**MATERIAL PROVIDED**

_ _ _ _

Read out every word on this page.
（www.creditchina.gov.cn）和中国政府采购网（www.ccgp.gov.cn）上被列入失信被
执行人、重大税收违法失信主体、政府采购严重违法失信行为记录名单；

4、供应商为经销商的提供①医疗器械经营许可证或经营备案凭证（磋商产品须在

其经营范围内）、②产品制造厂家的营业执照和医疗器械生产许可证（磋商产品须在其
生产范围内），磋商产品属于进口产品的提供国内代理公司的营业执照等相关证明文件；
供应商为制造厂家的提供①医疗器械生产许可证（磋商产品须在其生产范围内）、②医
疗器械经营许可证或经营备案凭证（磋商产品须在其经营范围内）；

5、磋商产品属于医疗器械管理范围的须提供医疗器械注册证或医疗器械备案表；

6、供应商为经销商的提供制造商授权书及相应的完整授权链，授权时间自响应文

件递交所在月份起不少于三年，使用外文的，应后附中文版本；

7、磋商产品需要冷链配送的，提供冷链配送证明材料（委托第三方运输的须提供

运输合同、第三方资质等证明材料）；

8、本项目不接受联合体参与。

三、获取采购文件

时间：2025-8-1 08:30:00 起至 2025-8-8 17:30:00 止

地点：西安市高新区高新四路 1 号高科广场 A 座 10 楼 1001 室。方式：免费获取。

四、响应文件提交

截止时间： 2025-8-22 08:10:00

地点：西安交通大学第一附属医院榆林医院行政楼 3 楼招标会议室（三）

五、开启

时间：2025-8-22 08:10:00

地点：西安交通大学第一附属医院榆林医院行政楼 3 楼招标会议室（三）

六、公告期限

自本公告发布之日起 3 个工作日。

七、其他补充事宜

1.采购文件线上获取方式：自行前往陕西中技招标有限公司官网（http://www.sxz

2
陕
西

_ _ _ _

**WHAT YOU WILL DO**
Return the listing above in its exact form.

**EXERCISE OUTPUT**
Read out every word on this page.
（www.creditchina.gov.cn）和中国政府采购网（www.ccgp.gov.cn）上被列入失信被
执行人、重大税收违法失信主体、政府采购严重违法失信行为记录名单；

4、供应商为经销商的提供①医疗器械经营许可证或经营备案凭证（磋商产品须在

其经营范围内）、②产品制造厂家的营业执照和医疗器械生产许可证（磋商产品须在其
生产范围内），磋商产品属于进口产品的提供国内代理公司的营业执照等相关证明文件；
供应商为制造厂家的提供①医疗器械生产许可证（磋商产品须在其生产范围内）、②医
疗器械经营许可证或经营备案凭证（磋商产品须在其经营范围内）；

5、磋商产品属于医疗器械管理范围的须提供医疗器械注册证或医疗器械备案表；

6、供应商为经销商的提供制造商授权书及相应的完整授权链，授权时间自响应文

件递交所在月份起不少于三年，使用外文的，应后附中文版本；

7、磋商产品需要冷链配送的，提供冷链配送证明材料（委托第三方运输的须提供

运输合同、第三方资质等证明材料）；

8、本项目不接受联合体参与。

三、获取采购文件

时间：2025-8-1 08:30:00 起至 2025-8-8 17:30:00 止

地点：西安市高新区高新四路 1 号高科广场 A 座 10 楼 1001 室。方式：免费获取。

四、响应文件提交

截止时间： 2025-8-22 08:10:00

地点：西安交通大学第一附属医院榆林医院行政楼 3 楼招标会议室（三）

五、开启

时间：2025-8-22 08:10:00

地点：西安交通大学第一附属医院榆林医院行政楼 3 楼招标会议室（三）

六、公告期限

自本公告发布之日起 3 个工作日。

七、其他补充事宜

1.采购文件线上获取方式：自行前往陕西中技招标有限公司官网（http://www.sxz

2
陕
西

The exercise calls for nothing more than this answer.